Note how many lines in the entries contain the string "Means", then give that number and nothing else.

>>>

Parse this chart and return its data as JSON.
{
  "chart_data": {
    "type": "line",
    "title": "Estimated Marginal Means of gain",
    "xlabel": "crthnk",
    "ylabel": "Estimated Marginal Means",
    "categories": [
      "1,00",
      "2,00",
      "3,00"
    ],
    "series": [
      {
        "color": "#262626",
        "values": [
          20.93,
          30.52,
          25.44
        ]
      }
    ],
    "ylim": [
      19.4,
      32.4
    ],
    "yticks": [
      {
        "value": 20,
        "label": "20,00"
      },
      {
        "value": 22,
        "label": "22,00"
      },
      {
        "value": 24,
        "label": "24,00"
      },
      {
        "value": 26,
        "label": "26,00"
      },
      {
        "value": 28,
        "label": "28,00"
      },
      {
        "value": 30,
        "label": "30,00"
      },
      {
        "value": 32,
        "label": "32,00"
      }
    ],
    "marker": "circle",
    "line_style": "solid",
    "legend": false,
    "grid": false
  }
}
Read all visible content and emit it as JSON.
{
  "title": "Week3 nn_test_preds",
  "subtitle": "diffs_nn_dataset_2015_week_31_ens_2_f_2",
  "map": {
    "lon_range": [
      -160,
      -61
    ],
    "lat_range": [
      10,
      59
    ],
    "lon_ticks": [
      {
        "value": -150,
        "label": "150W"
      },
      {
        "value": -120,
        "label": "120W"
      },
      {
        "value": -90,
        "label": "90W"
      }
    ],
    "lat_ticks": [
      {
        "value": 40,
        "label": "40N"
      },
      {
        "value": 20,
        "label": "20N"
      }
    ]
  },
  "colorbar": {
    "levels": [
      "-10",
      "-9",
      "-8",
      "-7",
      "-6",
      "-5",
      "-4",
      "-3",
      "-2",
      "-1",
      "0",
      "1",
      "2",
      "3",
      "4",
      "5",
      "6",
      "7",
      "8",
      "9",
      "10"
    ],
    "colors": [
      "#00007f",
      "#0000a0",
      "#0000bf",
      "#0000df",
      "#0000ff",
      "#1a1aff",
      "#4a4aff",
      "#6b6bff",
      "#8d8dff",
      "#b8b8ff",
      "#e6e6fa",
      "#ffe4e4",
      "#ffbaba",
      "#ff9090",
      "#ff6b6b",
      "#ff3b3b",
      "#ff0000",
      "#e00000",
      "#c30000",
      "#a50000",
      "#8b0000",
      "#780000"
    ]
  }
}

<<<

Solution to this exercise
2